▶ _Your instructions_:
Rewrite every one of the items below, changing "wave-height-label" to "swh-label" wherever it appears and keeping everything else the same. Leave the pictures out of your answer.

▶ _Given records_:
[BEGIN]

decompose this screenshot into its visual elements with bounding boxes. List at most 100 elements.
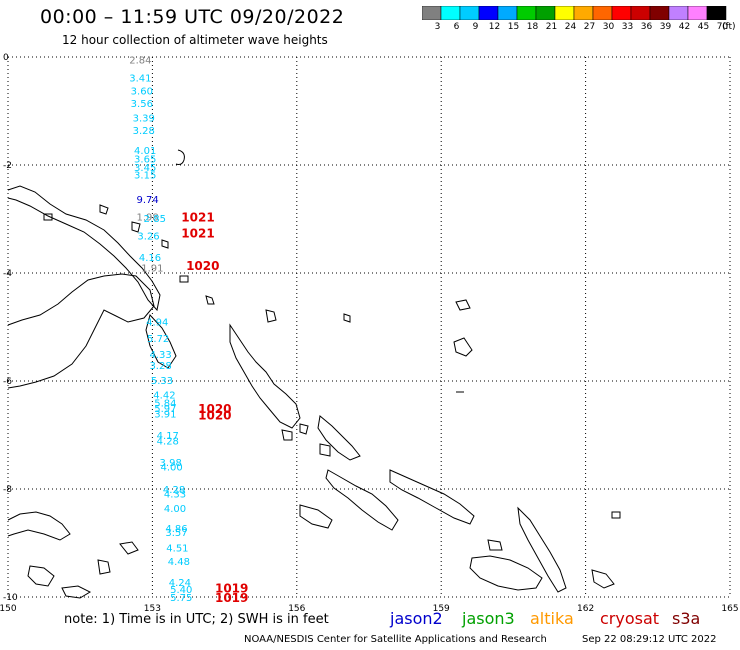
coastline-new-britain-south	[145, 313, 177, 369]
lon-tick-label: 159	[433, 604, 450, 614]
coastline-islet-5	[205, 295, 215, 305]
coastline-shortland	[281, 429, 293, 441]
wave-height-label: 5.33	[151, 376, 173, 387]
wave-height-label: 4.94	[146, 318, 168, 329]
lon-tick-label: 156	[288, 604, 305, 614]
footer-note: note: 1) Time is in UTC; 2) SWH is in fe…	[64, 612, 329, 627]
coastline-islet-6	[175, 149, 185, 165]
colorbar-label: 21	[545, 22, 558, 32]
pressure-label: 1020	[198, 408, 231, 422]
coastline-new-britain	[7, 273, 155, 389]
wave-height-label: 4.00	[164, 504, 186, 515]
colorbar-label: 9	[472, 22, 479, 32]
legend-s3a: s3a	[672, 609, 701, 628]
wave-height-label: 4.33	[149, 350, 171, 361]
colorbar-label: 12	[488, 22, 501, 32]
wave-height-label: 3.26	[137, 232, 159, 243]
lat-tick-label: 0	[3, 53, 9, 63]
wave-height-label: 4.16	[139, 253, 161, 264]
wave-height-label: 4.42	[153, 391, 175, 402]
wave-height-label: 5.40	[170, 585, 192, 596]
wave-height-label: 4.86	[165, 524, 187, 535]
wave-height-label: 3.60	[131, 86, 153, 97]
coastline-louisiade	[61, 585, 92, 599]
wave-height-label: 4.01	[134, 146, 156, 157]
wave-height-label: 4.00	[161, 462, 183, 473]
coastline-islet-3	[455, 299, 471, 311]
wave-height-label: 3.57	[165, 528, 187, 539]
lon-tick-label: 162	[577, 604, 594, 614]
colorbar-label: 33	[621, 22, 634, 32]
wave-height-label: 3.41	[129, 74, 151, 85]
legend-jason3: jason3	[462, 609, 515, 628]
lat-tick-label: -6	[3, 377, 12, 387]
wave-height-label: 4.28	[163, 485, 185, 496]
wave-height-label: 4.17	[157, 431, 179, 442]
coastline-woodlark	[119, 541, 139, 555]
colorbar-label: 30	[602, 22, 615, 32]
coastline-rennell	[591, 569, 615, 589]
wave-height-label: 3.91	[154, 409, 176, 420]
pressure-label: 1019	[215, 581, 248, 595]
wave-height-label: 4.48	[168, 557, 190, 568]
colorbar-label: 15	[507, 22, 520, 32]
coastline-d-entrecasteaux	[27, 565, 55, 587]
pressure-label: 1020	[198, 402, 231, 416]
legend-altika: altika	[530, 609, 574, 628]
colorbar-label: 42	[678, 22, 691, 32]
coastline-islet-10	[131, 221, 141, 233]
coastline-new-ireland	[7, 185, 161, 312]
lat-tick-label: -10	[3, 593, 18, 603]
legend-jason2: jason2	[390, 609, 443, 628]
colorbar-label: 18	[526, 22, 539, 32]
wave-height-label: 3.28	[133, 126, 155, 137]
wave-height-label: 5.72	[147, 334, 169, 345]
wave-height-label: 3.15	[134, 171, 156, 182]
wave-height-label: 3.45	[134, 163, 156, 174]
footer-credit: NOAA/NESDIS Center for Satellite Applica…	[244, 634, 547, 645]
map-title: 00:00 – 11:59 UTC 09/20/2022	[40, 6, 345, 28]
footer-timestamp: Sep 22 08:29:12 UTC 2022	[582, 634, 717, 645]
wave-height-label: 3.28	[149, 361, 171, 372]
coastlines	[7, 149, 621, 599]
wave-height-label: 4.28	[157, 436, 179, 447]
wave-height-label: 2.85	[144, 214, 166, 225]
lat-tick-label: -8	[3, 485, 12, 495]
coastline-islet-8	[99, 204, 109, 215]
wave-height-observations: 2.84 3.413.60 3.56 3.39 3.28 4.013.653.453.15…	[129, 56, 192, 604]
wave-height-label: 5.75	[170, 593, 192, 604]
colorbar-unit: (ft)	[722, 22, 736, 32]
colorbar-label: 36	[640, 22, 653, 32]
coastline-santa-isabel	[389, 469, 475, 525]
pressure-label: 1021	[181, 227, 214, 241]
colorbar-label: 24	[564, 22, 577, 32]
colorbar-label: 3	[434, 22, 441, 32]
coastline-islet-11	[179, 275, 189, 283]
colorbar-label: 39	[659, 22, 672, 32]
coastline-treasury	[299, 423, 309, 435]
coastline-new-georgia	[325, 469, 399, 531]
wave-height-label: 1.98	[136, 212, 158, 223]
coastline-islet-13	[611, 511, 621, 519]
pressure-label: 1019	[215, 591, 248, 605]
lon-tick-label: 165	[721, 604, 738, 614]
lon-tick-label: 153	[144, 604, 161, 614]
wave-height-label: 5.84	[154, 399, 176, 410]
axis-labels: 150 153 156 159 162 165 0 -2 -4 -6 -8 -10	[0, 53, 739, 614]
pressure-label: 1021	[181, 210, 214, 224]
pressure-label: 1020	[186, 259, 219, 273]
map-subtitle: 12 hour collection of altimeter wave hei…	[62, 33, 328, 47]
coastline-islet-9	[43, 213, 53, 221]
legend-cryosat: cryosat	[600, 609, 660, 628]
colorbar-label: 6	[453, 22, 460, 32]
lon-tick-label: 150	[0, 604, 17, 614]
wave-height-label: 4.24	[169, 578, 191, 589]
coastline-malaita	[517, 506, 567, 593]
wave-height-label: 4.33	[164, 489, 186, 500]
wave-height-label: 3.56	[131, 99, 153, 110]
lat-tick-label: -2	[3, 161, 12, 171]
wave-height-label: 3.98	[160, 458, 182, 469]
colorbar-swatch	[706, 6, 727, 20]
wave-height-label: 4.51	[166, 543, 188, 554]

[END]

▶ _Answer to the exercise_:
decompose this screenshot into its visual elements with bounding boxes. List at most 100 elements.
coastline-new-britain-south	[145, 313, 177, 369]
lon-tick-label: 159	[433, 604, 450, 614]
coastline-islet-5	[205, 295, 215, 305]
coastline-shortland	[281, 429, 293, 441]
swh-label: 5.33	[151, 376, 173, 387]
swh-label: 4.94	[146, 318, 168, 329]
lon-tick-label: 156	[288, 604, 305, 614]
footer-note: note: 1) Time is in UTC; 2) SWH is in fe…	[64, 612, 329, 627]
coastline-islet-6	[175, 149, 185, 165]
colorbar-label: 21	[545, 22, 558, 32]
pressure-label: 1020	[198, 408, 231, 422]
coastline-new-britain	[7, 273, 155, 389]
swh-label: 4.00	[164, 504, 186, 515]
colorbar-label: 9	[472, 22, 479, 32]
legend-s3a: s3a	[672, 609, 701, 628]
swh-label: 4.33	[149, 350, 171, 361]
colorbar-label: 12	[488, 22, 501, 32]
swh-label: 3.26	[137, 232, 159, 243]
lat-tick-label: 0	[3, 53, 9, 63]
swh-label: 4.16	[139, 253, 161, 264]
swh-label: 4.42	[153, 391, 175, 402]
swh-label: 5.40	[170, 585, 192, 596]
swh-label: 4.86	[165, 524, 187, 535]
swh-label: 3.60	[131, 86, 153, 97]
coastline-louisiade	[61, 585, 92, 599]
swh-label: 4.01	[134, 146, 156, 157]
swh-label: 4.00	[161, 462, 183, 473]
coastline-islet-3	[455, 299, 471, 311]
swh-label: 3.57	[165, 528, 187, 539]
lon-tick-label: 162	[577, 604, 594, 614]
colorbar-label: 33	[621, 22, 634, 32]
swh-label: 3.41	[129, 74, 151, 85]
legend-jason3: jason3	[462, 609, 515, 628]
lat-tick-label: -6	[3, 377, 12, 387]
swh-label: 4.28	[163, 485, 185, 496]
swh-label: 4.17	[157, 431, 179, 442]
coastline-woodlark	[119, 541, 139, 555]
colorbar-label: 30	[602, 22, 615, 32]
coastline-rennell	[591, 569, 615, 589]
swh-label: 3.91	[154, 409, 176, 420]
pressure-label: 1019	[215, 581, 248, 595]
swh-label: 4.48	[168, 557, 190, 568]
colorbar-label: 15	[507, 22, 520, 32]
coastline-d-entrecasteaux	[27, 565, 55, 587]
pressure-label: 1020	[198, 402, 231, 416]
legend-altika: altika	[530, 609, 574, 628]
colorbar-label: 42	[678, 22, 691, 32]
coastline-islet-10	[131, 221, 141, 233]
coastline-new-ireland	[7, 185, 161, 312]
lat-tick-label: -10	[3, 593, 18, 603]
legend-jason2: jason2	[390, 609, 443, 628]
colorbar-label: 18	[526, 22, 539, 32]
swh-label: 3.28	[133, 126, 155, 137]
swh-label: 5.72	[147, 334, 169, 345]
swh-label: 3.15	[134, 171, 156, 182]
swh-label: 3.45	[134, 163, 156, 174]
footer-credit: NOAA/NESDIS Center for Satellite Applica…	[244, 634, 547, 645]
map-title: 00:00 – 11:59 UTC 09/20/2022	[40, 6, 345, 28]
footer-timestamp: Sep 22 08:29:12 UTC 2022	[582, 634, 717, 645]
swh-label: 3.28	[149, 361, 171, 372]
coastlines	[7, 149, 621, 599]
swh-label: 4.28	[157, 436, 179, 447]
swh-label: 2.85	[144, 214, 166, 225]
lat-tick-label: -8	[3, 485, 12, 495]
coastline-islet-8	[99, 204, 109, 215]
wave-height-observations: 2.84 3.413.60 3.56 3.39 3.28 4.013.653.453.15…	[129, 56, 192, 604]
swh-label: 5.75	[170, 593, 192, 604]
colorbar-unit: (ft)	[722, 22, 736, 32]
colorbar-label: 36	[640, 22, 653, 32]
coastline-santa-isabel	[389, 469, 475, 525]
pressure-label: 1021	[181, 227, 214, 241]
colorbar-label: 24	[564, 22, 577, 32]
colorbar-label: 3	[434, 22, 441, 32]
coastline-islet-11	[179, 275, 189, 283]
colorbar-label: 39	[659, 22, 672, 32]
coastline-treasury	[299, 423, 309, 435]
coastline-new-georgia	[325, 469, 399, 531]
swh-label: 1.98	[136, 212, 158, 223]
coastline-islet-13	[611, 511, 621, 519]
pressure-label: 1019	[215, 591, 248, 605]
lon-tick-label: 165	[721, 604, 738, 614]
lon-tick-label: 153	[144, 604, 161, 614]
swh-label: 5.84	[154, 399, 176, 410]
axis-labels: 150 153 156 159 162 165 0 -2 -4 -6 -8 -10	[0, 53, 739, 614]
pressure-label: 1021	[181, 210, 214, 224]
pressure-label: 1020	[186, 259, 219, 273]
map-subtitle: 12 hour collection of altimeter wave hei…	[62, 33, 328, 47]
coastline-islet-9	[43, 213, 53, 221]
legend-cryosat: cryosat	[600, 609, 660, 628]
colorbar-label: 6	[453, 22, 460, 32]
lon-tick-label: 150	[0, 604, 17, 614]
swh-label: 4.24	[169, 578, 191, 589]
coastline-malaita	[517, 506, 567, 593]
swh-label: 4.33	[164, 489, 186, 500]
swh-label: 3.56	[131, 99, 153, 110]
lat-tick-label: -2	[3, 161, 12, 171]
swh-label: 3.98	[160, 458, 182, 469]
colorbar-swatch	[706, 6, 727, 20]
swh-label: 4.51	[166, 543, 188, 554]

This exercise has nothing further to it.